**Challenge:** Keep only the lines that hold the string "this", filtering out the rest of the entries below.

**Provided entries:**

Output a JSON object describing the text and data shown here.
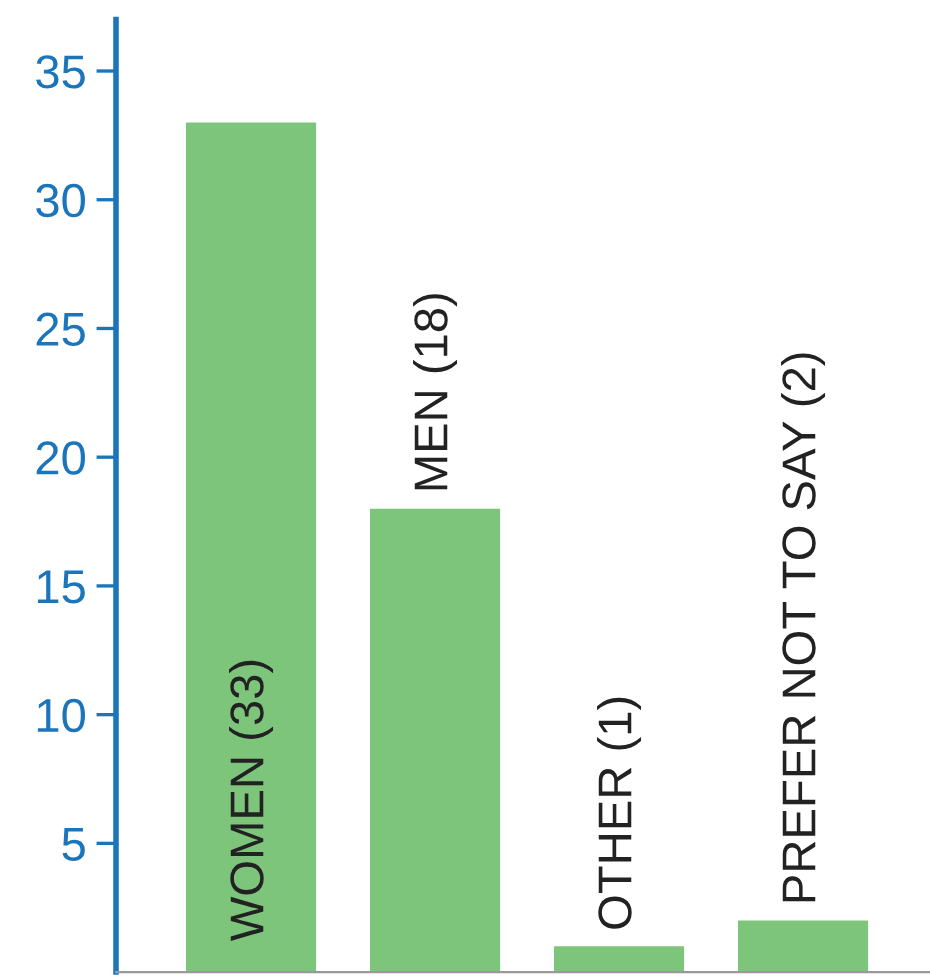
{
  "chart_data": {
    "type": "bar",
    "categories": [
      "WOMEN (33)",
      "MEN (18)",
      "OTHER (1)",
      "PREFER NOT TO SAY (2)"
    ],
    "values": [
      33,
      18,
      1,
      2
    ],
    "color": "#7dc57a",
    "ylim": [
      0,
      37
    ],
    "yticks": [
      5,
      10,
      15,
      20,
      25,
      30,
      35
    ],
    "grid": false,
    "legend": false
  }
}
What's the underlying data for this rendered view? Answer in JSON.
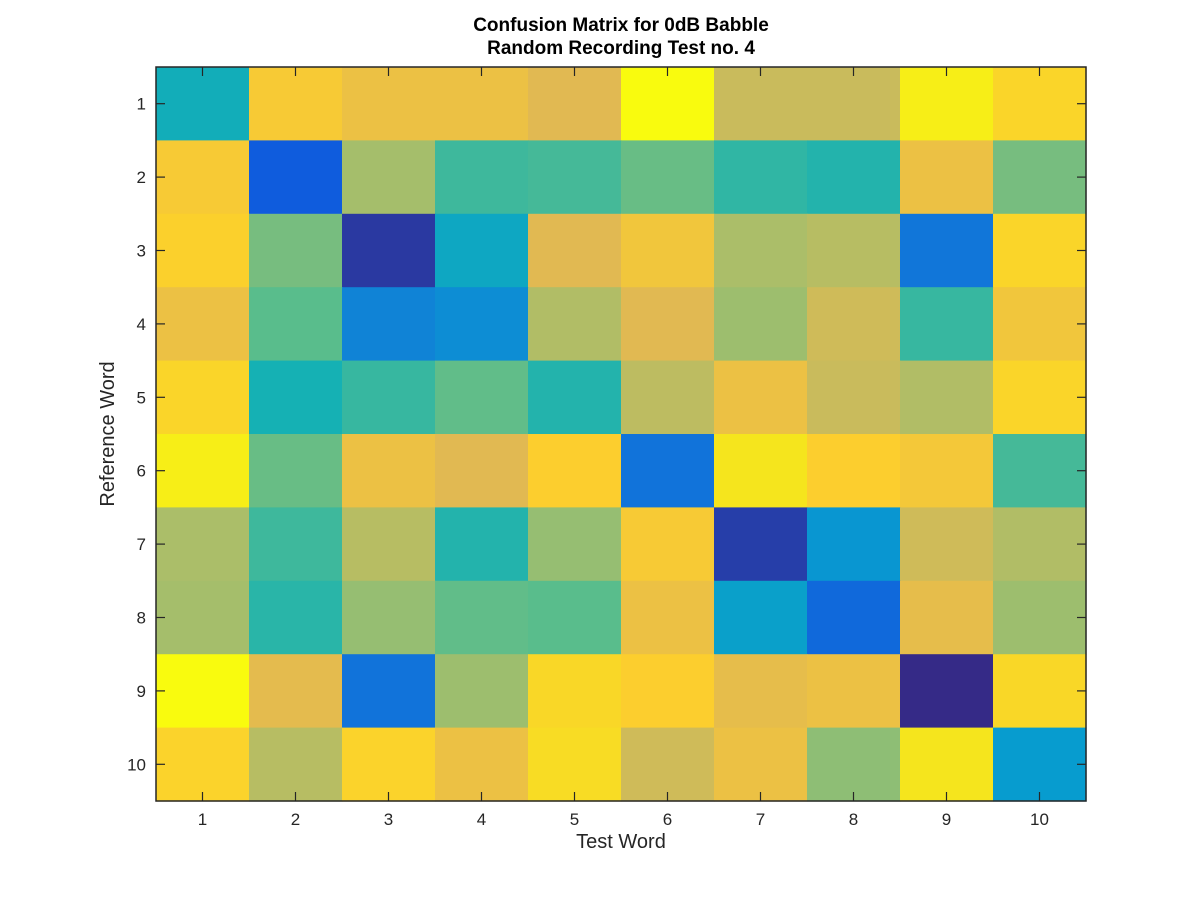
{
  "chart_data": {
    "type": "heatmap",
    "title_lines": [
      "Confusion Matrix for 0dB Babble",
      "Random Recording Test no. 4"
    ],
    "xlabel": "Test Word",
    "ylabel": "Reference Word",
    "x_categories": [
      "1",
      "2",
      "3",
      "4",
      "5",
      "6",
      "7",
      "8",
      "9",
      "10"
    ],
    "y_categories": [
      "1",
      "2",
      "3",
      "4",
      "5",
      "6",
      "7",
      "8",
      "9",
      "10"
    ],
    "colormap": "parula",
    "values": [
      [
        0.38,
        0.78,
        0.74,
        0.74,
        0.7,
        1.0,
        0.66,
        0.66,
        0.94,
        0.83
      ],
      [
        0.78,
        0.1,
        0.6,
        0.46,
        0.47,
        0.52,
        0.44,
        0.42,
        0.74,
        0.54
      ],
      [
        0.81,
        0.54,
        0.03,
        0.35,
        0.7,
        0.76,
        0.61,
        0.63,
        0.18,
        0.83
      ],
      [
        0.74,
        0.5,
        0.22,
        0.25,
        0.62,
        0.7,
        0.59,
        0.67,
        0.45,
        0.76
      ],
      [
        0.83,
        0.4,
        0.45,
        0.51,
        0.42,
        0.64,
        0.74,
        0.66,
        0.62,
        0.83
      ],
      [
        0.94,
        0.52,
        0.74,
        0.7,
        0.8,
        0.17,
        0.9,
        0.8,
        0.77,
        0.47
      ],
      [
        0.61,
        0.46,
        0.63,
        0.42,
        0.58,
        0.78,
        0.04,
        0.28,
        0.67,
        0.62
      ],
      [
        0.6,
        0.43,
        0.58,
        0.51,
        0.5,
        0.74,
        0.32,
        0.14,
        0.72,
        0.59
      ],
      [
        1.0,
        0.71,
        0.17,
        0.59,
        0.84,
        0.8,
        0.72,
        0.74,
        0.0,
        0.84
      ],
      [
        0.82,
        0.63,
        0.82,
        0.74,
        0.86,
        0.67,
        0.74,
        0.57,
        0.9,
        0.3
      ]
    ]
  }
}
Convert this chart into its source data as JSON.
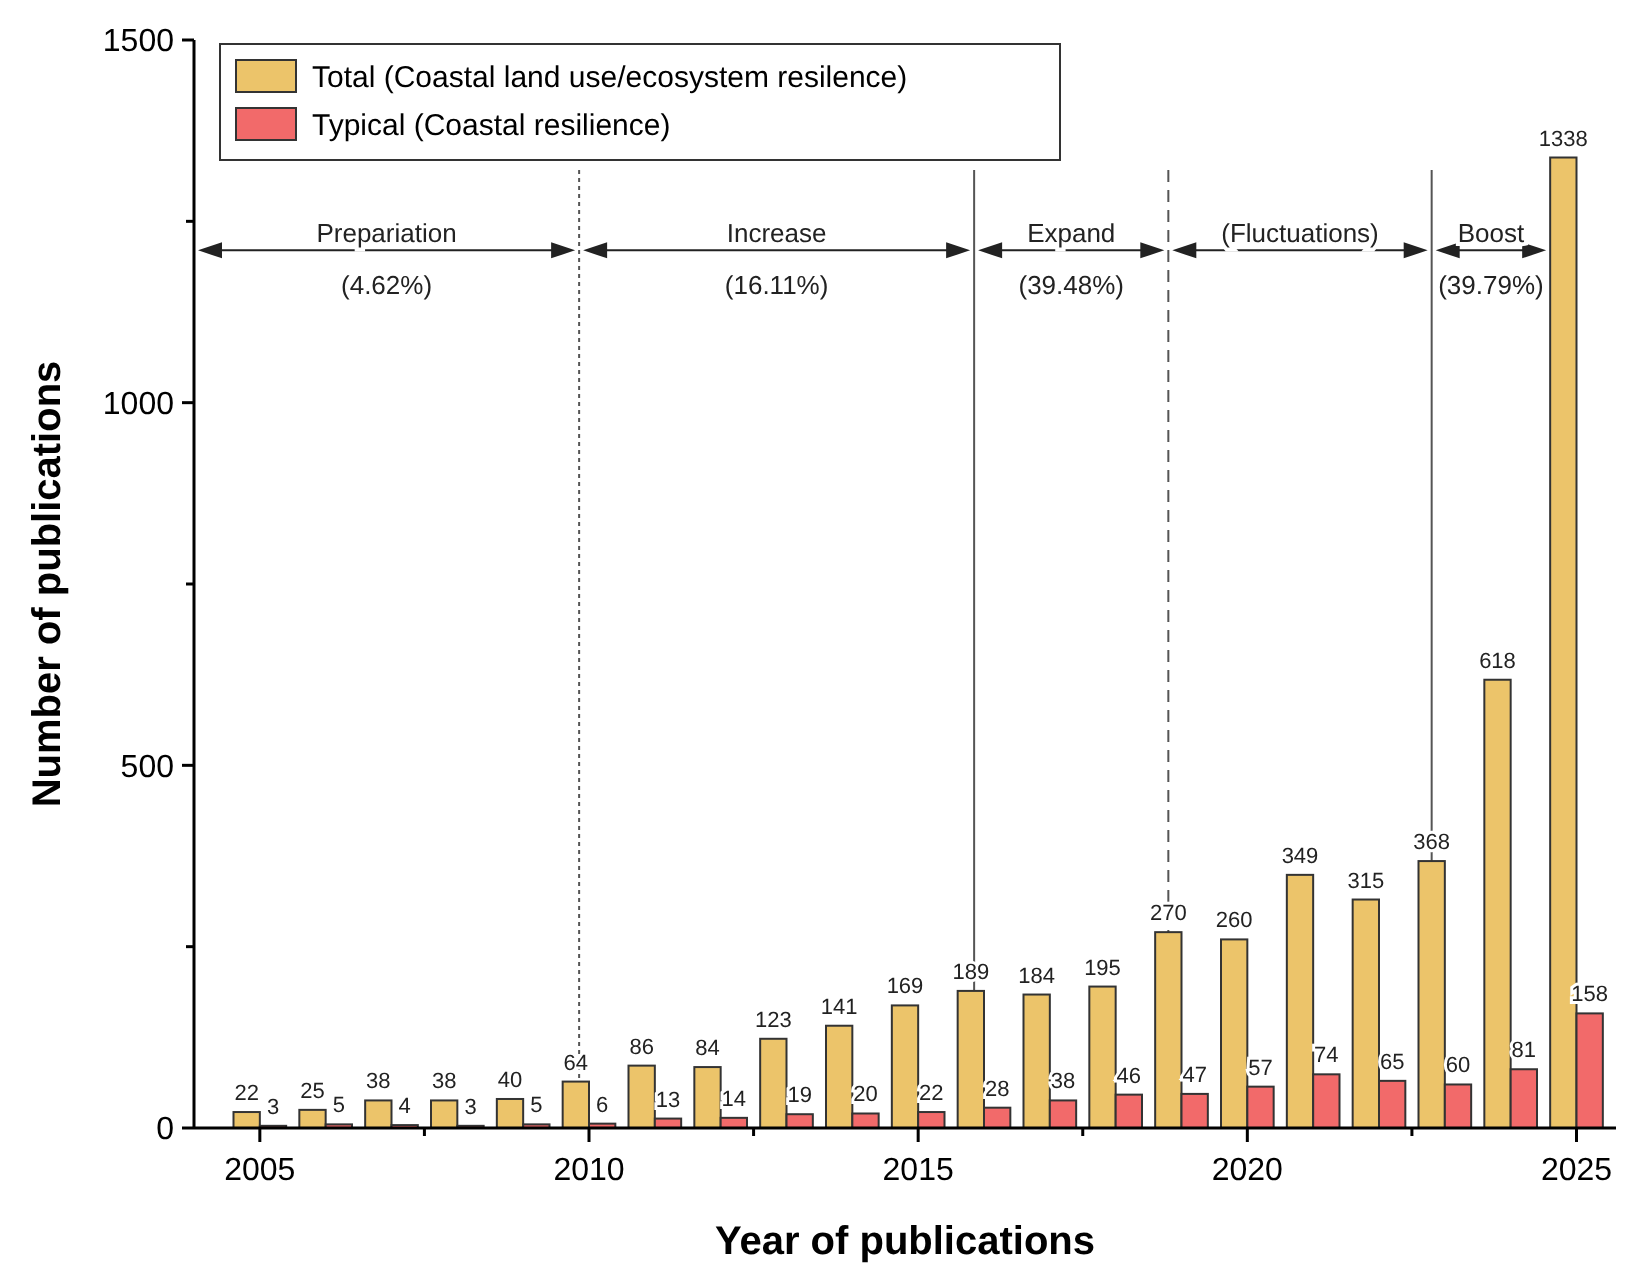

**Completed task:**
What's the underlying data for this rendered view? Answer in JSON.
Convert this chart into its source data as JSON.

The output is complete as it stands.